• _THE DATA_:

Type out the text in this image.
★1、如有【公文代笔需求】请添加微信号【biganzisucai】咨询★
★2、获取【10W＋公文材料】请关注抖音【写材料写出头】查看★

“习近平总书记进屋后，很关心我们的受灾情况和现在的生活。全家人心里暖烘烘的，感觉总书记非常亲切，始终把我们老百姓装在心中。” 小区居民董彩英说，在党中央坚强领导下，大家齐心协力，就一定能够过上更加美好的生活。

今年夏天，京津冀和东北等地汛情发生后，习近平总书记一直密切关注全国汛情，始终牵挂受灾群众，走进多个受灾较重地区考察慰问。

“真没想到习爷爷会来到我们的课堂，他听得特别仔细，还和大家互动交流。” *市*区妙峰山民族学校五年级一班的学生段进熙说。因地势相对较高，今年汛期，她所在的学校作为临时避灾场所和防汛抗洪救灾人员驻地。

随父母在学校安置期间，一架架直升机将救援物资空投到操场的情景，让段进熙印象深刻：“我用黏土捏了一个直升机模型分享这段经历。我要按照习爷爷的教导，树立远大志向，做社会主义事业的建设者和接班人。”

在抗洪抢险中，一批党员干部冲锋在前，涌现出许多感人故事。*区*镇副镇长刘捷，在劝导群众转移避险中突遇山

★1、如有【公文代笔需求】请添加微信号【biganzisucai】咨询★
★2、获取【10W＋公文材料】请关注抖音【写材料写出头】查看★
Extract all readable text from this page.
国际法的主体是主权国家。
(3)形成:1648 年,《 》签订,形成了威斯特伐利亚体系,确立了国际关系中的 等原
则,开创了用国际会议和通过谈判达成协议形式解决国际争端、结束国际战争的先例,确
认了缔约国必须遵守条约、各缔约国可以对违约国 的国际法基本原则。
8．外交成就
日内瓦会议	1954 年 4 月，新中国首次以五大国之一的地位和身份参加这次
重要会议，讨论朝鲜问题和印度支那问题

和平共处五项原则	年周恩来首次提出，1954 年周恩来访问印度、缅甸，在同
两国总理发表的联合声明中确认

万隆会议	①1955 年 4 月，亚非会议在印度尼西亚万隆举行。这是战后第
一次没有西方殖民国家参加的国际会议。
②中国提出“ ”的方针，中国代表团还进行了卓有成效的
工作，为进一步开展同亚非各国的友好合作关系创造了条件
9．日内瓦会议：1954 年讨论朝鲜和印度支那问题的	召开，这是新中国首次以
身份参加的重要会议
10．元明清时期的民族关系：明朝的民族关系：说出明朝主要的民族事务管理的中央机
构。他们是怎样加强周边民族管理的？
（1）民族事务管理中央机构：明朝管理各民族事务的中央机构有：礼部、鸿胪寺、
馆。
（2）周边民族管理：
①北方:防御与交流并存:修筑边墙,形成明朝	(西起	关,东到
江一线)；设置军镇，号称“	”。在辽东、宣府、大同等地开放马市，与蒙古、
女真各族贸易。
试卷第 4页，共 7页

• _OBJECTIVE_:
Select every line in the records above that contains the word "text".

• _OUTPUT BELOW_:
Type out the text in this image.
Extract all readable text from this page.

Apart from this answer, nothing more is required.